Set task: Copy the withdrawal liability passage word for word, between "Soon after, appellees" and "the pay-first-question-later regime).", inclusive.

Selected text:
——————

The Fund is a multiemployer benefit plan governed by the Employee Retirement Income Security Act ("ERISA"), 29 U.S.C. § 1001 et seq., as amended by the MPPAA. Howard's Express, Inc. ("Howard's"), which is not a party to this litigation, was an employer participating in the Fund. That participation ended when Howard's entered bankruptcy in March 2003. As a result of the bankruptcy, Howard's was deemed to have completely withdrawn from the plan, pursuant to 29 U.S.C. § 1383, and to be subject, pursuant to 29 U.S.C. § 1381, to withdrawal liability in roughly "the amount determined . . . to be the allocable amount of unfunded vested benefits." 29 U.S.C. § 1381(b)(1); see also Park South Hotel Corp. v. N.Y. Hotel Trades Council and Hotel Ass'n of N.Y. City, 851 F.2d 578, 580 (2d Cir.1988) (defining unfunded vested benefits).


In determining Howard's withdrawal liability, which totaled approximately $12 million, but which Howard's was presumably unable to pay, the Fund decided to pursue defendants-appellees Express Services, LLC ("Express") and S & P Trucking, LLP ("S & P"), as well as defendant Doren Avenue Associates, Inc. ("Doren"), on the theory that they were jointly liable for Howard's withdrawal liability. The Fund came to this conclusion because the owners and managers of these three entities were the same as, immediately related to, or close associates of the owners and managers of Howard's. Specifically, Philip Boncaro, Sr. ("Philip Sr.") and Samuel Boncaro, Jr. ("Samuel Sr.") held all of the voting shares in Howard's and most of the nonvoting shares; their sons, Philip Boncaro, Jr. ("Philip Jr.") and Samuel Boncaro, III ("Samuel Jr.") owned 3.4% of the nonvoting shares. Teamsters, 321 F.Supp.2d at 438. Express was owned by all four of the Boncaros, as well as Edward Haddad. Id. at 438-39. S & P was owned by Philip Jr. and Samuel Jr.1 Id. at 439. Howard's, Express, and S & P were, during the relevant period, engaged in related lines of business within the freight transportation industry.2


The Fund sent each appellee a letter ("the liability notice") on June 9, 2003, formally notifying them of their liability, as required by 29 U.S.C. §§ 1382(2) and 1391(b)(1)(A), and demanding payment commencing August 9, 2003. The letter stated that Express and S & P were "responsible for [Howard's] withdrawal liability" because they were "affiliated with" Howard's. When Express and S & P failed to respond or to make payment, the Fund sent them a second letter ("the default notice"), stating that they were subject to default judgment if they did not cure their failure to pay within sixty days.3


Soon after, appellees submitted a timely request for review under 29 U.S.C. § 1399(b)(2), setting forth legal and factual arguments as to why they were not responsible for Howard's withdrawal liability. The Fund did not immediately respond. Instead, believing that appellees were required to make interim liability payments under the MPPAA's "pay-first-question-later" regime, the Fund filed a collection action in federal court in November 2003. See 29 U.S.C. §§ 1399(c)(2) (requiring employers who receive a liability notice to make interim payments, even if they dispute liability pending review or arbitration); see also id. § 1401(d) (providing for interim payments notwithstanding arbitration); Bowers v. Transportacion Maritima, Mexicana, S.A., 901 F.2d 258, 263 (2d Cir.1990) (describing the pay-first-question-later regime).

——————

Stored data:
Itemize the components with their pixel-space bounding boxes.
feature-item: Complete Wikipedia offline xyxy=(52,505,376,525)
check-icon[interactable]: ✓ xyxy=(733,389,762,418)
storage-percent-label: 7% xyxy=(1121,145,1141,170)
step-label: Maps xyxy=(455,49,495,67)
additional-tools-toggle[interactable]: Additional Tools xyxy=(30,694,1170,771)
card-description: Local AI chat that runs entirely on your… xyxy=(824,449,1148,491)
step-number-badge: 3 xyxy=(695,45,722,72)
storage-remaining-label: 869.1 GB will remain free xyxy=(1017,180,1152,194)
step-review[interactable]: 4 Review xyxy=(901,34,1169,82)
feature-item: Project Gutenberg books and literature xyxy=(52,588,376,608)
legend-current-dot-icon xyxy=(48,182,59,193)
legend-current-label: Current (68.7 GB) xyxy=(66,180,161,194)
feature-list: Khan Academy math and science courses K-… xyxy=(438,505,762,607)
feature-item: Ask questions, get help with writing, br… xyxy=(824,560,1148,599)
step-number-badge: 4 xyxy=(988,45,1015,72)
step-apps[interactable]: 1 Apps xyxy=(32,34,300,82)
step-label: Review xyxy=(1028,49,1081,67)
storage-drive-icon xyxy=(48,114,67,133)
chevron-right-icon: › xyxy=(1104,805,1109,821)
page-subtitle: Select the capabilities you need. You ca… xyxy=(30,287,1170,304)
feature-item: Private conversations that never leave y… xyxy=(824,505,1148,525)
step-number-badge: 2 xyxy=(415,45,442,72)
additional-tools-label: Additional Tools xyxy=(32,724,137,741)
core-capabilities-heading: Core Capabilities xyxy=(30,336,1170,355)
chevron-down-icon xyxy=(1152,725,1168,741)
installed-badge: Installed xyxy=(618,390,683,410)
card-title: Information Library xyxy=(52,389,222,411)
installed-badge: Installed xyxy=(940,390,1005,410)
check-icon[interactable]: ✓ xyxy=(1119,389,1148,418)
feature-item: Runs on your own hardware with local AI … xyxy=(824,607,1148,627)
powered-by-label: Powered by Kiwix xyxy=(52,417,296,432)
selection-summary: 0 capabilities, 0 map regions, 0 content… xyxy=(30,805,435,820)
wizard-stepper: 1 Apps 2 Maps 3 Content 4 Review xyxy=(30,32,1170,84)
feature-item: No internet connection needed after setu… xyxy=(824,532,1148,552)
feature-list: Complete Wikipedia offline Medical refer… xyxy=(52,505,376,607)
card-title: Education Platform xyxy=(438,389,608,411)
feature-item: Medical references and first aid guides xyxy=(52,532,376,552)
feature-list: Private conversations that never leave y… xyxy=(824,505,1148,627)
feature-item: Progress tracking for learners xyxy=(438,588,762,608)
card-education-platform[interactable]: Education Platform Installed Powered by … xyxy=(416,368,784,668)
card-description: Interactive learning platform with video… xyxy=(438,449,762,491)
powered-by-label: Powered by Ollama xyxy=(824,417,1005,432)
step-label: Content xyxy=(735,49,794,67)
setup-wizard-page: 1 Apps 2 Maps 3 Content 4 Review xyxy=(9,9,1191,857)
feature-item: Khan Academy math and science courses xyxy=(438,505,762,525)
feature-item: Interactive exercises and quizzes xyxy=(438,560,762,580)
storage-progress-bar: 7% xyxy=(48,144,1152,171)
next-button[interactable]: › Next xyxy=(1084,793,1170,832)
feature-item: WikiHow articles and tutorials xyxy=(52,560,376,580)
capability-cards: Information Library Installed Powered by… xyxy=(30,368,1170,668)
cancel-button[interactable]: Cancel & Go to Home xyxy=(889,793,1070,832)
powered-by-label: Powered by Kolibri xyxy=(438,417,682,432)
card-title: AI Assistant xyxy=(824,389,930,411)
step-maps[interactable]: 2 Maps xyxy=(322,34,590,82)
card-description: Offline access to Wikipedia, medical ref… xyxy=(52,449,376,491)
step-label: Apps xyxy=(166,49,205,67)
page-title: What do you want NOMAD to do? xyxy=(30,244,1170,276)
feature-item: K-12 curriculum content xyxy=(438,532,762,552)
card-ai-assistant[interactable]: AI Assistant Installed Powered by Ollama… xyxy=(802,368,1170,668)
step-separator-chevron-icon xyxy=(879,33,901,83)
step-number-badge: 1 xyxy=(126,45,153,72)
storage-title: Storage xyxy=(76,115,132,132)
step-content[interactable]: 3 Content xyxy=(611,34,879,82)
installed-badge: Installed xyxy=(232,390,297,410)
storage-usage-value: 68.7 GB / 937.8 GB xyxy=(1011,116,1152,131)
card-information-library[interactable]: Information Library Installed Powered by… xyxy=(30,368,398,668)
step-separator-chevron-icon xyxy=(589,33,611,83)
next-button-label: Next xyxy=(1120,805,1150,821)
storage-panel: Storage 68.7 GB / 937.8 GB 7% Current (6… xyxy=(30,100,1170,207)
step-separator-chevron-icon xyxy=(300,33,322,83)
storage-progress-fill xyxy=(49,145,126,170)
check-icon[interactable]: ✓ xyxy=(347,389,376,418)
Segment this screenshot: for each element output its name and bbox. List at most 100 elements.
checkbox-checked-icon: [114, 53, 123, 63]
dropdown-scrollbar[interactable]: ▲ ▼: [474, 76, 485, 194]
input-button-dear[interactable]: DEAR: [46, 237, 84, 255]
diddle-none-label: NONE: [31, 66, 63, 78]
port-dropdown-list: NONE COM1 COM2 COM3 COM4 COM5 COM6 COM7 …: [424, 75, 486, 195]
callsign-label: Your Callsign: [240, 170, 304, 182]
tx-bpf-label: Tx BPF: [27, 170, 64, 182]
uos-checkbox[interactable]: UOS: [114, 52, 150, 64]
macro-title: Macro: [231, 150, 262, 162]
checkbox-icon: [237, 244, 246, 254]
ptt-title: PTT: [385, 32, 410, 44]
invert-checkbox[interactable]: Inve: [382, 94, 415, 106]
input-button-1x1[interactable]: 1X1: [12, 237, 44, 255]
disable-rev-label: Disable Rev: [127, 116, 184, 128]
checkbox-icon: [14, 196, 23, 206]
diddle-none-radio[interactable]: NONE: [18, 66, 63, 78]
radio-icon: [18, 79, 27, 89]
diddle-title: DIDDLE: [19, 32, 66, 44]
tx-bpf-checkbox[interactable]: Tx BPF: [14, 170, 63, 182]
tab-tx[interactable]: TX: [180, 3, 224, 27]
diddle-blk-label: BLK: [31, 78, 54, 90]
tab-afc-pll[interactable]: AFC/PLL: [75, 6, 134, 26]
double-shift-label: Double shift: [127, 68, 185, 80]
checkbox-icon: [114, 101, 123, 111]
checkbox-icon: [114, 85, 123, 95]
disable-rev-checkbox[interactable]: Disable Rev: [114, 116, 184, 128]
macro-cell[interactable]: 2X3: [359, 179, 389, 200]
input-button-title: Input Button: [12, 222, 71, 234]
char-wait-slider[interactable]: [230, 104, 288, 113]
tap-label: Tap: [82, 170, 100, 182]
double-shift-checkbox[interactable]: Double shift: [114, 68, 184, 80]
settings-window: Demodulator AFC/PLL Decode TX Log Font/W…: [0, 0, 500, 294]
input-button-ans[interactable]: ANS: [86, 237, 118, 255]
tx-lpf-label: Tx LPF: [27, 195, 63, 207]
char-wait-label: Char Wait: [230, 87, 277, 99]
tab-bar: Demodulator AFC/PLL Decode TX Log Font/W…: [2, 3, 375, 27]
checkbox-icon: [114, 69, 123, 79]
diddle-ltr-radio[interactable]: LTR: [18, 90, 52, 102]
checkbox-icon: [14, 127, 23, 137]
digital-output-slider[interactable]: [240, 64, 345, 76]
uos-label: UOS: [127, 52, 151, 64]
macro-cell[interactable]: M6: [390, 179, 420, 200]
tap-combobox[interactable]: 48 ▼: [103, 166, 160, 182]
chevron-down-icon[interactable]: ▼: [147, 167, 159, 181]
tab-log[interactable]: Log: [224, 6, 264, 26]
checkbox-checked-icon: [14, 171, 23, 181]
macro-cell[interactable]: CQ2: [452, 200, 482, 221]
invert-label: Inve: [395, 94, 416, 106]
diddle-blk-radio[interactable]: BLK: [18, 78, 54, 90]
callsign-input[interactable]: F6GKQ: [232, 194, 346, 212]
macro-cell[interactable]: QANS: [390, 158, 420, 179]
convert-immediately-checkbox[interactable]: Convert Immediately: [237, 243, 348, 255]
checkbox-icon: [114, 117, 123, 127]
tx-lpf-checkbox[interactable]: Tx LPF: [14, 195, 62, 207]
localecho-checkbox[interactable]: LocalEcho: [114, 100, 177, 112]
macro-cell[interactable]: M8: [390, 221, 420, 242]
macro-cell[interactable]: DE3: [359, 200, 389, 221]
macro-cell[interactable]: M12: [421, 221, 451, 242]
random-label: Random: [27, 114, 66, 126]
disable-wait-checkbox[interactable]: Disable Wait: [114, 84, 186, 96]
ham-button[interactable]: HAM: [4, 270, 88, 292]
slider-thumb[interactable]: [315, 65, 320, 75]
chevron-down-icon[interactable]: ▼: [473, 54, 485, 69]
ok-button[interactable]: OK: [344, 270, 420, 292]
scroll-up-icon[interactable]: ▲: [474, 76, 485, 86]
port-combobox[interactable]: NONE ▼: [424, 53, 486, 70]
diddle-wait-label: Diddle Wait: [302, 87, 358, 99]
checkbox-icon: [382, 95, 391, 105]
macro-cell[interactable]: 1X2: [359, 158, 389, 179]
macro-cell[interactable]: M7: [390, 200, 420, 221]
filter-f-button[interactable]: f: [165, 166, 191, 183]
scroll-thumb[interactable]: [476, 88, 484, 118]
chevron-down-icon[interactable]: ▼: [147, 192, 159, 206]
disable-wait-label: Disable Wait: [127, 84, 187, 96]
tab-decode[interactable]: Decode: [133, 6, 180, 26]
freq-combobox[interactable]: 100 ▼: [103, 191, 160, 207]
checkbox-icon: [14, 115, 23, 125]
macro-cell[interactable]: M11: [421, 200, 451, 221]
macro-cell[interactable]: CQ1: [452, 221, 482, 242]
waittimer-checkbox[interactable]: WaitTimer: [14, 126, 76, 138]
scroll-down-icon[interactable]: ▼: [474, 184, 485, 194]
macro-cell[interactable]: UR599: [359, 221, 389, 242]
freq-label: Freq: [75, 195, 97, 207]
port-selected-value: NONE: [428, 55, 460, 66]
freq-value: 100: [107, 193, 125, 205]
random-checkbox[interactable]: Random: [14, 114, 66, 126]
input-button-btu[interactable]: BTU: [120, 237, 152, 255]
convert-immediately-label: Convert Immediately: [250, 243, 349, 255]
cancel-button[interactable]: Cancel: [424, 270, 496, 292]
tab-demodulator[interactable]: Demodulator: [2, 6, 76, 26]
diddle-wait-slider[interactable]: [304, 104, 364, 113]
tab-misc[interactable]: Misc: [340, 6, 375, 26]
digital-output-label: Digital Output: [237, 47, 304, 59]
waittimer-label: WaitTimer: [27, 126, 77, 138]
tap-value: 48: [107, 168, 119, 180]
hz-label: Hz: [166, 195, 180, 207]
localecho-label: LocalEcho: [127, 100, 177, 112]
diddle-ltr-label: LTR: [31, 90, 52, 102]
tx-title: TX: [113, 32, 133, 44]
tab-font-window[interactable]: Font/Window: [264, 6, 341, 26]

——————

Solved problem:
Soon after, appellees submitted a timely request for review under 29 U.S.C. § 1399(b)(2), setting forth legal and factual arguments as to why they were not responsible for Howard's withdrawal liability. The Fund did not immediately respond. Instead, believing that appellees were required to make interim liability payments under the MPPAA's "pay-first-question-later" regime, the Fund filed a collection action in federal court in November 2003. See 29 U.S.C. §§ 1399(c)(2) (requiring employers who receive a liability notice to make interim payments, even if they dispute liability pending review or arbitration); see also id. § 1401(d) (providing for interim payments notwithstanding arbitration); Bowers v. Transportacion Maritima, Mexicana, S.A., 901 F.2d 258, 263 (2d Cir.1990) (describing the pay-first-question-later regime).